• _What is asked_
Print the lines from the one containing "Patent image size: (765, 683)." through the one containing "The rotor 11 is at (393, 232).", with both of those lines included, and reproduce each line verbatim.

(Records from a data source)
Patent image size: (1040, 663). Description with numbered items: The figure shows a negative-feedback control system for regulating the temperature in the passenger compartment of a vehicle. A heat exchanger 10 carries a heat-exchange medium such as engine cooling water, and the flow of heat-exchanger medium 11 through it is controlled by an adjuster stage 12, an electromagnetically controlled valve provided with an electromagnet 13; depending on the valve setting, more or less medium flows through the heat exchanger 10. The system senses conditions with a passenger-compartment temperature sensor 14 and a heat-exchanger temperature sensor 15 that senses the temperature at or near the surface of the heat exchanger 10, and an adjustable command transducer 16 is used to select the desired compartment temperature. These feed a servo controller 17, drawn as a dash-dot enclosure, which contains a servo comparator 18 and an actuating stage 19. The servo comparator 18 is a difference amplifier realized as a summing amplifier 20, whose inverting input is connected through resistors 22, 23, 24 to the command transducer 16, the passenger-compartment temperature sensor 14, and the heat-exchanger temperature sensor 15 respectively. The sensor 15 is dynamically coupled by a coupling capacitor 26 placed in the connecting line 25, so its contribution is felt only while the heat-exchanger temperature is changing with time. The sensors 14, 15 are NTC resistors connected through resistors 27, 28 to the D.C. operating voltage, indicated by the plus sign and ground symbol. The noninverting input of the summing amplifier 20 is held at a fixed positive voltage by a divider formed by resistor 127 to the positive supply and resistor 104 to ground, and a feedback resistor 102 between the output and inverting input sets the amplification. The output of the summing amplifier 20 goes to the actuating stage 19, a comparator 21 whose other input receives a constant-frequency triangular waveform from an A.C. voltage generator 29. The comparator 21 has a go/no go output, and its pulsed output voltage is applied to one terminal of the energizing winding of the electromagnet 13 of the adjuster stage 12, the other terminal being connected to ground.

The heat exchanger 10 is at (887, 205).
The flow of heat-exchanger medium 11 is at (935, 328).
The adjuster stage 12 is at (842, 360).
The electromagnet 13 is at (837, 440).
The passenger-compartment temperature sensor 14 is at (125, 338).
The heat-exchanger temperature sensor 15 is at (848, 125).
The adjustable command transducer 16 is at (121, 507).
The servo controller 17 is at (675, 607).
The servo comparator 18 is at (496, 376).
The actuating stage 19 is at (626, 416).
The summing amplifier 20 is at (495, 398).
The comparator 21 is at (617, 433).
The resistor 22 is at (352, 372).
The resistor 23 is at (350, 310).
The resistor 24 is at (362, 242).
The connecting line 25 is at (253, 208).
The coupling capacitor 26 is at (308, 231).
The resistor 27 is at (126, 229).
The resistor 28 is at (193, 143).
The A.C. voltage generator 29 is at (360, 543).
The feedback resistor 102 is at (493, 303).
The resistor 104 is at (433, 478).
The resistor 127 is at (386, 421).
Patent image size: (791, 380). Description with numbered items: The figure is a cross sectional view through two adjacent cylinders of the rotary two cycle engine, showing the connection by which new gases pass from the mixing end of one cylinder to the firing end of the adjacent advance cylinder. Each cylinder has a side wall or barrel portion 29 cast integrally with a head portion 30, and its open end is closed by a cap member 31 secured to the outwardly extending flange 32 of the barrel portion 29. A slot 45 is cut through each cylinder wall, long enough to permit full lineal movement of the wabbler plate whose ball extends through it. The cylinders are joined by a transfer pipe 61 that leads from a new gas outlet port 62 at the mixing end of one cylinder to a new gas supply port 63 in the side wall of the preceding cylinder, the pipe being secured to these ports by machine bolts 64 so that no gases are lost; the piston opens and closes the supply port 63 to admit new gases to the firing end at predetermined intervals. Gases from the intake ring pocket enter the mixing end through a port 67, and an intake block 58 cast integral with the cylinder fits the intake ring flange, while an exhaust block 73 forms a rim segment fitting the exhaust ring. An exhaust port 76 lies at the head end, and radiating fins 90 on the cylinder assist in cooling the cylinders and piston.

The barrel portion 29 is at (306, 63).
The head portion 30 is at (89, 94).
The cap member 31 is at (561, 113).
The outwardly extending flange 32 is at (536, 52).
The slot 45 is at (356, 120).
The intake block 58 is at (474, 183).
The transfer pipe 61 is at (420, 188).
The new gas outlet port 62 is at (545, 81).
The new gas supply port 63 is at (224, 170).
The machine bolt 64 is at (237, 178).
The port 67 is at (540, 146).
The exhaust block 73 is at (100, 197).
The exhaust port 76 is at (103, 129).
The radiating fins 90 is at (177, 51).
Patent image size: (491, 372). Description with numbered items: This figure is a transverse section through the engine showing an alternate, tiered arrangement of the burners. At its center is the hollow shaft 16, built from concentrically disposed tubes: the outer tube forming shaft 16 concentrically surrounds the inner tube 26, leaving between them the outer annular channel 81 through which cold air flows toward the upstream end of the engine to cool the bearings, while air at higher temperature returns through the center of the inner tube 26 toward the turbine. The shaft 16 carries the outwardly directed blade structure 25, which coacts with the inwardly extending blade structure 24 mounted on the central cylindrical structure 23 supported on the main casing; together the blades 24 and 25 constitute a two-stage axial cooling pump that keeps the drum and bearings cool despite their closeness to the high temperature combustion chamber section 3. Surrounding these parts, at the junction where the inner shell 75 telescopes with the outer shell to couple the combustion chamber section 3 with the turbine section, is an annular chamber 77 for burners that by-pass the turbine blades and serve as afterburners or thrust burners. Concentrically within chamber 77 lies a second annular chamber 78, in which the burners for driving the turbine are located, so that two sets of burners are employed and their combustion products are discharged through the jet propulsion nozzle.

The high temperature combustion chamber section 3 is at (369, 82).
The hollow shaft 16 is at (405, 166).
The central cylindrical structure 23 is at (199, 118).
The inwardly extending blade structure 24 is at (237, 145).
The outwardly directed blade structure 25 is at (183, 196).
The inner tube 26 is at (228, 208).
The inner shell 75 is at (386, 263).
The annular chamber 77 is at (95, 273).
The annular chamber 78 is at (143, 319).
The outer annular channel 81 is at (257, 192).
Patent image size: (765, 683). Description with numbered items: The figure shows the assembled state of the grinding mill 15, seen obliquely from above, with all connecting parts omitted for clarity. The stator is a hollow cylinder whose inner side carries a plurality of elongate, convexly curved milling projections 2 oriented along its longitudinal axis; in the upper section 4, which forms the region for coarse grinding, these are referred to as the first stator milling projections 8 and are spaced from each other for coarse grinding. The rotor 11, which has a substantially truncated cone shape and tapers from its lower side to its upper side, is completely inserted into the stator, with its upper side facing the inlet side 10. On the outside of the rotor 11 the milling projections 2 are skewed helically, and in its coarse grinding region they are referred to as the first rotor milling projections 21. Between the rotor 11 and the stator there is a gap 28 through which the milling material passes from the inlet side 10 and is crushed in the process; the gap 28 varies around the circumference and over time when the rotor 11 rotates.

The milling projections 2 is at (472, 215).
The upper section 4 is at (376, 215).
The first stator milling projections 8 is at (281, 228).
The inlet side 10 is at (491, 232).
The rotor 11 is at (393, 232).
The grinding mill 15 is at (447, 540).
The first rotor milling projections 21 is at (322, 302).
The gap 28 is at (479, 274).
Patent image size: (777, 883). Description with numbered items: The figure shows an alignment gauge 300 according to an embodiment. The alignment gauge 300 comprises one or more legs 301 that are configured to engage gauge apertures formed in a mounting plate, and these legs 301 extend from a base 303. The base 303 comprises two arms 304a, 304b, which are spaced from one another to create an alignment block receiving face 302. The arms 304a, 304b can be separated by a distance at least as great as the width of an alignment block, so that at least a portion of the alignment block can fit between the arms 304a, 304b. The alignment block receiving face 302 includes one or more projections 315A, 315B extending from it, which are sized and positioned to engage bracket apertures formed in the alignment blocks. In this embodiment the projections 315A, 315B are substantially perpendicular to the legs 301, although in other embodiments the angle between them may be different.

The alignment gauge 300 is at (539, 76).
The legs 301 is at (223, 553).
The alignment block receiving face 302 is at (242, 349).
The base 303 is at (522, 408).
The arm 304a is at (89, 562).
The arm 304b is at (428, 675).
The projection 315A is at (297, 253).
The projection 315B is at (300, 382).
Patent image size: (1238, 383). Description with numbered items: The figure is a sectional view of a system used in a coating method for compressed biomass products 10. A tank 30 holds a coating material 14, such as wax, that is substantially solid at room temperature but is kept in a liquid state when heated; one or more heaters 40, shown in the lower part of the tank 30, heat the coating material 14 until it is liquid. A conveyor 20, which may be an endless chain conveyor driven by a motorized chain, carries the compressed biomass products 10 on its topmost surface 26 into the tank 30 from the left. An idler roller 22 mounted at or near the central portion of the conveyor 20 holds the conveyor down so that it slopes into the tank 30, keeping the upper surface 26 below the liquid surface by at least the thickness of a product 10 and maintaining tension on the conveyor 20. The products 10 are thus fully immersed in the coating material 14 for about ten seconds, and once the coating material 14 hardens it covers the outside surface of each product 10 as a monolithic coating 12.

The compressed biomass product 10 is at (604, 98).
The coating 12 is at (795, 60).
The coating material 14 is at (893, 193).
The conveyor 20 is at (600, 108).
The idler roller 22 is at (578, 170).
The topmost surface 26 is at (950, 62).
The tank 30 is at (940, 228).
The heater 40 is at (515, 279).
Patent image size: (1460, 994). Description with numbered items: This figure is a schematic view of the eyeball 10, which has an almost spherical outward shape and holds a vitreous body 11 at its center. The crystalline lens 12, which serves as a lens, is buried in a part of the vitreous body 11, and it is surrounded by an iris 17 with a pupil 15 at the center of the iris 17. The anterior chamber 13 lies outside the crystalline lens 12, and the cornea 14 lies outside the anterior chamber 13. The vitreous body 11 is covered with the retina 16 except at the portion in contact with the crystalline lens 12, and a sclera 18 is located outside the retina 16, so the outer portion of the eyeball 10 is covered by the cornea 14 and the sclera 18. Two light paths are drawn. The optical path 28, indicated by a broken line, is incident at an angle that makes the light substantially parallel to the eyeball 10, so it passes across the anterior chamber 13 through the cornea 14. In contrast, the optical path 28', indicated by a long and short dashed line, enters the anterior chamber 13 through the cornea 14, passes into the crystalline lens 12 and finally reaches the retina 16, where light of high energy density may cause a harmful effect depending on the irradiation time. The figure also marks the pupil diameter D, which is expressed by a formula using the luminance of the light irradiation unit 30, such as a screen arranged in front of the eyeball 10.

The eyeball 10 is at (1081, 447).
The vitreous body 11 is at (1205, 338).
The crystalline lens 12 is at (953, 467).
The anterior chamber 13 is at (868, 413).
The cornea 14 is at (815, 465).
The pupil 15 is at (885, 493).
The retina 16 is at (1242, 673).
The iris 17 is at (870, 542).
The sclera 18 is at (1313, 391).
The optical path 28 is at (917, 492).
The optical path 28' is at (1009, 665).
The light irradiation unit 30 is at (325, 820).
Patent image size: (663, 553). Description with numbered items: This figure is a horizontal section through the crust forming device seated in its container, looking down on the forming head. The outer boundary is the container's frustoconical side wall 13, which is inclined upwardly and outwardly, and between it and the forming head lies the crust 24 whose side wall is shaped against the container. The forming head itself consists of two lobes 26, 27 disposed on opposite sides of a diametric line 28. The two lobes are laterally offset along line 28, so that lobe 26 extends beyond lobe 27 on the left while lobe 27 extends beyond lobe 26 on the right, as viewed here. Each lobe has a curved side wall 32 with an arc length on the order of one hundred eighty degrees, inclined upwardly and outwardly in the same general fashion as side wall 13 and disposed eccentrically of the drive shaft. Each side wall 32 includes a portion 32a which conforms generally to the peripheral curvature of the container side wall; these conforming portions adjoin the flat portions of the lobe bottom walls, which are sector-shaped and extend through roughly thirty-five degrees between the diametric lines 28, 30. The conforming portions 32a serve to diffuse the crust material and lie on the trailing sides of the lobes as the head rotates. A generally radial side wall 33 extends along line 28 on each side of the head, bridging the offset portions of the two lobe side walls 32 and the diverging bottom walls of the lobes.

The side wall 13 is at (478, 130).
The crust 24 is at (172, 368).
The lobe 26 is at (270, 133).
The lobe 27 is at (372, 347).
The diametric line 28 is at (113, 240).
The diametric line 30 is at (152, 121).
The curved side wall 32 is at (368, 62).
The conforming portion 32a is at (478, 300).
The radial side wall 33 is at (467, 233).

• _Reply_
Patent image size: (765, 683). Description with numbered items: The figure shows the assembled state of the grinding mill 15, seen obliquely from above, with all connecting parts omitted for clarity. The stator is a hollow cylinder whose inner side carries a plurality of elongate, convexly curved milling projections 2 oriented along its longitudinal axis; in the upper section 4, which forms the region for coarse grinding, these are referred to as the first stator milling projections 8 and are spaced from each other for coarse grinding. The rotor 11, which has a substantially truncated cone shape and tapers from its lower side to its upper side, is completely inserted into the stator, with its upper side facing the inlet side 10. On the outside of the rotor 11 the milling projections 2 are skewed helically, and in its coarse grinding region they are referred to as the first rotor milling projections 21. Between the rotor 11 and the stator there is a gap 28 through which the milling material passes from the inlet side 10 and is crushed in the process; the gap 28 varies around the circumference and over time when the rotor 11 rotates.

The milling projections 2 is at (472, 215).
The upper section 4 is at (376, 215).
The first stator milling projections 8 is at (281, 228).
The inlet side 10 is at (491, 232).
The rotor 11 is at (393, 232).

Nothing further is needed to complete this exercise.